## What is needed
Return the items word for word, beginning with their first line and ending with the line that contains "sst_map-cell (839, 140, 844, 145)", both of these lines included.

[Excerpts from a layout annotation set]

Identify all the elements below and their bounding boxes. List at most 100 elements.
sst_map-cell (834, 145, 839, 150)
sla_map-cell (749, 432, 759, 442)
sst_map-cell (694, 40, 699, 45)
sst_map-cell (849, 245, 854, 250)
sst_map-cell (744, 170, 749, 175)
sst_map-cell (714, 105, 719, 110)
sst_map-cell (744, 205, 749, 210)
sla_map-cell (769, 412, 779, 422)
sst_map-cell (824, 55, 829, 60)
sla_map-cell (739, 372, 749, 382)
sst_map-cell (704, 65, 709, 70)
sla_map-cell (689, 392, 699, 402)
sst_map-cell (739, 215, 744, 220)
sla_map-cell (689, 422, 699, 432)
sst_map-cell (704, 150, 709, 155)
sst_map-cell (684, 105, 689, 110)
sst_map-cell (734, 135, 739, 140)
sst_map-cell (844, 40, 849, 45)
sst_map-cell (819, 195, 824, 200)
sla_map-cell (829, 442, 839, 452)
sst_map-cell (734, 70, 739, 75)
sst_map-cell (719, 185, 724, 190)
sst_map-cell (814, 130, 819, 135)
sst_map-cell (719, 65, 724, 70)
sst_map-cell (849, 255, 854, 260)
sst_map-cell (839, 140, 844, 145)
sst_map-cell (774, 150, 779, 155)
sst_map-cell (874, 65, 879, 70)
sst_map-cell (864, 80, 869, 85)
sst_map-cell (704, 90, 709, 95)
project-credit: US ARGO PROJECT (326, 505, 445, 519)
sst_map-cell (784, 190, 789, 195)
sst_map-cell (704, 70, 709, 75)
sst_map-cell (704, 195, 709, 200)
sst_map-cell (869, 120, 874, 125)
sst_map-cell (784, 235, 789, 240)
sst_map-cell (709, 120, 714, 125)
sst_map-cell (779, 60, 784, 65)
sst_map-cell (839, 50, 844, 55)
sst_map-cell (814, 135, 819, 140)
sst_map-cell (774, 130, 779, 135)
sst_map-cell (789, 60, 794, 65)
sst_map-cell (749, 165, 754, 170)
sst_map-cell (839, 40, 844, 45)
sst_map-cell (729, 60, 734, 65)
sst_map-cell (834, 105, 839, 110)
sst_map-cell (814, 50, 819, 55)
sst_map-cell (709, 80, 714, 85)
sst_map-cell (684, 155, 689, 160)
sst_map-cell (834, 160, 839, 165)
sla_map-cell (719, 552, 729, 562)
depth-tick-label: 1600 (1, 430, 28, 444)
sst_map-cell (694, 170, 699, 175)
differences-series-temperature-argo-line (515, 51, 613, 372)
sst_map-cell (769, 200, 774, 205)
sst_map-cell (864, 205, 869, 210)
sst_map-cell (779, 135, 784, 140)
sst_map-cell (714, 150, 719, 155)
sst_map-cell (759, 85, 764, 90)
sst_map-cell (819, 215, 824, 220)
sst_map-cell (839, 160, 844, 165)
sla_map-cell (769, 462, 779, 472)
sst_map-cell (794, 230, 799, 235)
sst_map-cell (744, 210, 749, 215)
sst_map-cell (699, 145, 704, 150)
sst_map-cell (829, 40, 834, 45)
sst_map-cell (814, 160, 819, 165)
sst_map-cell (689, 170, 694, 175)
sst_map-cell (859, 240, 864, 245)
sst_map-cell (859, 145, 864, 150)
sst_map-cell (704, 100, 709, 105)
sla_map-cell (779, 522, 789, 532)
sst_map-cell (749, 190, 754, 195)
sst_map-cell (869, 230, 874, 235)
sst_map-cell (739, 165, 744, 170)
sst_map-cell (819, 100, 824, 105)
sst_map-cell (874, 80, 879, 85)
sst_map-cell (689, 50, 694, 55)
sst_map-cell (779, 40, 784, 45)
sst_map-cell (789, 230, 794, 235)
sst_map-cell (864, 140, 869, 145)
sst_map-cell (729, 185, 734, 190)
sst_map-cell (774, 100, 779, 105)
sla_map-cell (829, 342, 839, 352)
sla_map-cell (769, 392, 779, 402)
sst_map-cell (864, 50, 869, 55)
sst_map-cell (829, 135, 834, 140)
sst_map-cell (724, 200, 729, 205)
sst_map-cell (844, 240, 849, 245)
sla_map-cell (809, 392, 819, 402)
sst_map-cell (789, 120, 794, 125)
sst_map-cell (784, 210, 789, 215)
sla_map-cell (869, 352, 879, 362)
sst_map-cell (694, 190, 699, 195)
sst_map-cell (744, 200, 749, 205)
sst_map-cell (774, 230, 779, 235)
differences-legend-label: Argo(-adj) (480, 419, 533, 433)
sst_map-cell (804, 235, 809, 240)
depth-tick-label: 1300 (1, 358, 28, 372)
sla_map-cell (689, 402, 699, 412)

## Task output
Identify all the elements below and their bounding boxes. List at most 100 elements.
sst_map-cell (834, 145, 839, 150)
sla_map-cell (749, 432, 759, 442)
sst_map-cell (694, 40, 699, 45)
sst_map-cell (849, 245, 854, 250)
sst_map-cell (744, 170, 749, 175)
sst_map-cell (714, 105, 719, 110)
sst_map-cell (744, 205, 749, 210)
sla_map-cell (769, 412, 779, 422)
sst_map-cell (824, 55, 829, 60)
sla_map-cell (739, 372, 749, 382)
sst_map-cell (704, 65, 709, 70)
sla_map-cell (689, 392, 699, 402)
sst_map-cell (739, 215, 744, 220)
sla_map-cell (689, 422, 699, 432)
sst_map-cell (704, 150, 709, 155)
sst_map-cell (684, 105, 689, 110)
sst_map-cell (734, 135, 739, 140)
sst_map-cell (844, 40, 849, 45)
sst_map-cell (819, 195, 824, 200)
sla_map-cell (829, 442, 839, 452)
sst_map-cell (734, 70, 739, 75)
sst_map-cell (719, 185, 724, 190)
sst_map-cell (814, 130, 819, 135)
sst_map-cell (719, 65, 724, 70)
sst_map-cell (849, 255, 854, 260)
sst_map-cell (839, 140, 844, 145)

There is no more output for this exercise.